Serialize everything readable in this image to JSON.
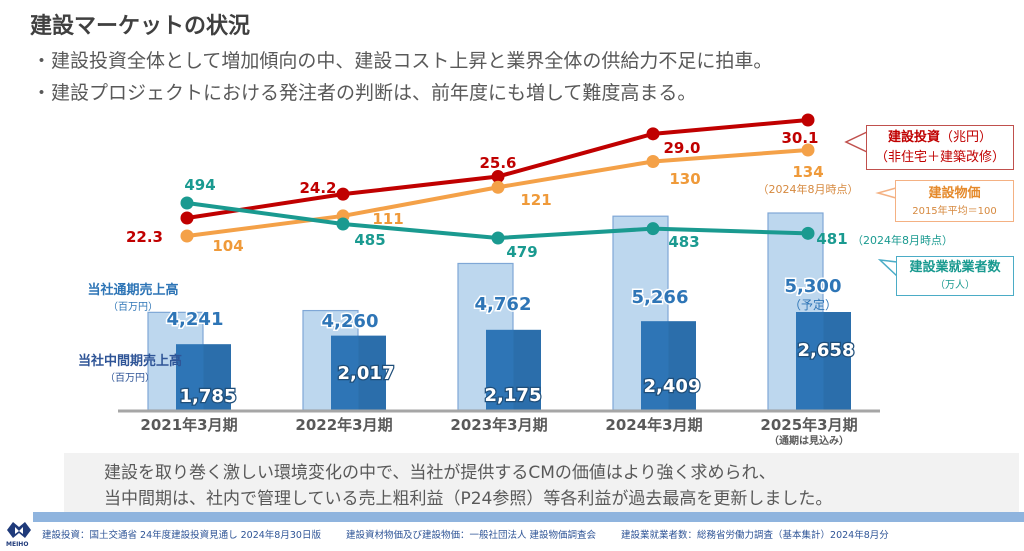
{
  "page": {
    "title": "建設マーケットの状況",
    "bullets": [
      "・建設投資全体として増加傾向の中、建設コスト上昇と業界全体の供給力不足に拍車。",
      "・建設プロジェクトにおける発注者の判断は、前年度にも増して難度高まる。"
    ]
  },
  "callouts": {
    "investment": {
      "main": "建設投資",
      "unit": "（兆円）",
      "sub": "（非住宅＋建築改修）"
    },
    "price": {
      "main": "建設物価",
      "sub": "2015年平均＝100"
    },
    "workers": {
      "main": "建設業就業者数",
      "sub": "（万人）"
    }
  },
  "side_labels": {
    "full_year": {
      "main": "当社通期売上高",
      "sub": "（百万円）"
    },
    "half_year": {
      "main": "当社中間期売上高",
      "sub": "（百万円）"
    }
  },
  "chart_data": {
    "type": "bar",
    "title": "",
    "categories": [
      "2021年3月期",
      "2022年3月期",
      "2023年3月期",
      "2024年3月期",
      "2025年3月期"
    ],
    "category_notes": [
      "",
      "",
      "",
      "",
      "（通期は見込み）"
    ],
    "ylim": [
      0,
      6000
    ],
    "series": [
      {
        "name": "当社通期売上高（百万円）",
        "kind": "bar",
        "color": "#bdd7ee",
        "border": "#7fa7d6",
        "values": [
          4241,
          4260,
          4762,
          5266,
          5300
        ],
        "labels": [
          "4,241",
          "4,260",
          "4,762",
          "5,266",
          "5,300"
        ],
        "label_notes": [
          "",
          "",
          "",
          "",
          "（予定）"
        ]
      },
      {
        "name": "当社中間期売上高（百万円）",
        "kind": "bar",
        "color": "#2e75b6",
        "values": [
          1785,
          2017,
          2175,
          2409,
          2658
        ],
        "labels": [
          "1,785",
          "2,017",
          "2,175",
          "2,409",
          "2,658"
        ]
      },
      {
        "name": "建設投資（兆円）（非住宅＋建築改修）",
        "kind": "line",
        "color": "#c00000",
        "values": [
          22.3,
          24.2,
          25.6,
          29.0,
          30.1
        ],
        "labels": [
          "22.3",
          "24.2",
          "25.6",
          "29.0",
          "30.1"
        ]
      },
      {
        "name": "建設物価（2015年平均＝100）",
        "kind": "line",
        "color": "#f4a148",
        "values": [
          104,
          111,
          121,
          130,
          134
        ],
        "labels": [
          "104",
          "111",
          "121",
          "130",
          "134"
        ],
        "last_note": "（2024年8月時点）"
      },
      {
        "name": "建設業就業者数（万人）",
        "kind": "line",
        "color": "#1a9a90",
        "values": [
          494,
          485,
          479,
          483,
          481
        ],
        "labels": [
          "494",
          "485",
          "479",
          "483",
          "481"
        ],
        "last_note": "（2024年8月時点）"
      }
    ]
  },
  "message": {
    "line1": "建設を取り巻く激しい環境変化の中で、当社が提供するCMの価値はより強く求められ、",
    "line2": "当中間期は、社内で管理している売上粗利益（P24参照）等各利益が過去最高を更新しました。"
  },
  "sources": [
    "建設投資：国土交通省 24年度建設投資見通し 2024年8月30日版",
    "建設資材物価及び建設物価：一般社団法人 建設物価調査会",
    "建設業就業者数：総務省労働力調査（基本集計）2024年8月分"
  ],
  "logo": {
    "text": "MEIHO"
  }
}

### What the task requires
Set every line down exactly as written, leaving each picture out.

### Output
Serialize everything readable in this image to JSON.
{
  "page": {
    "title": "建設マーケットの状況",
    "bullets": [
      "・建設投資全体として増加傾向の中、建設コスト上昇と業界全体の供給力不足に拍車。",
      "・建設プロジェクトにおける発注者の判断は、前年度にも増して難度高まる。"
    ]
  },
  "callouts": {
    "investment": {
      "main": "建設投資",
      "unit": "（兆円）",
      "sub": "（非住宅＋建築改修）"
    },
    "price": {
      "main": "建設物価",
      "sub": "2015年平均＝100"
    },
    "workers": {
      "main": "建設業就業者数",
      "sub": "（万人）"
    }
  },
  "side_labels": {
    "full_year": {
      "main": "当社通期売上高",
      "sub": "（百万円）"
    },
    "half_year": {
      "main": "当社中間期売上高",
      "sub": "（百万円）"
    }
  },
  "chart_data": {
    "type": "bar",
    "title": "",
    "categories": [
      "2021年3月期",
      "2022年3月期",
      "2023年3月期",
      "2024年3月期",
      "2025年3月期"
    ],
    "category_notes": [
      "",
      "",
      "",
      "",
      "（通期は見込み）"
    ],
    "ylim": [
      0,
      6000
    ],
    "series": [
      {
        "name": "当社通期売上高（百万円）",
        "kind": "bar",
        "color": "#bdd7ee",
        "border": "#7fa7d6",
        "values": [
          4241,
          4260,
          4762,
          5266,
          5300
        ],
        "labels": [
          "4,241",
          "4,260",
          "4,762",
          "5,266",
          "5,300"
        ],
        "label_notes": [
          "",
          "",
          "",
          "",
          "（予定）"
        ]
      },
      {
        "name": "当社中間期売上高（百万円）",
        "kind": "bar",
        "color": "#2e75b6",
        "values": [
          1785,
          2017,
          2175,
          2409,
          2658
        ],
        "labels": [
          "1,785",
          "2,017",
          "2,175",
          "2,409",
          "2,658"
        ]
      },
      {
        "name": "建設投資（兆円）（非住宅＋建築改修）",
        "kind": "line",
        "color": "#c00000",
        "values": [
          22.3,
          24.2,
          25.6,
          29.0,
          30.1
        ],
        "labels": [
          "22.3",
          "24.2",
          "25.6",
          "29.0",
          "30.1"
        ]
      },
      {
        "name": "建設物価（2015年平均＝100）",
        "kind": "line",
        "color": "#f4a148",
        "values": [
          104,
          111,
          121,
          130,
          134
        ],
        "labels": [
          "104",
          "111",
          "121",
          "130",
          "134"
        ],
        "last_note": "（2024年8月時点）"
      },
      {
        "name": "建設業就業者数（万人）",
        "kind": "line",
        "color": "#1a9a90",
        "values": [
          494,
          485,
          479,
          483,
          481
        ],
        "labels": [
          "494",
          "485",
          "479",
          "483",
          "481"
        ],
        "last_note": "（2024年8月時点）"
      }
    ]
  },
  "message": {
    "line1": "建設を取り巻く激しい環境変化の中で、当社が提供するCMの価値はより強く求められ、",
    "line2": "当中間期は、社内で管理している売上粗利益（P24参照）等各利益が過去最高を更新しました。"
  },
  "sources": [
    "建設投資：国土交通省 24年度建設投資見通し 2024年8月30日版",
    "建設資材物価及び建設物価：一般社団法人 建設物価調査会",
    "建設業就業者数：総務省労働力調査（基本集計）2024年8月分"
  ],
  "logo": {
    "text": "MEIHO"
  }
}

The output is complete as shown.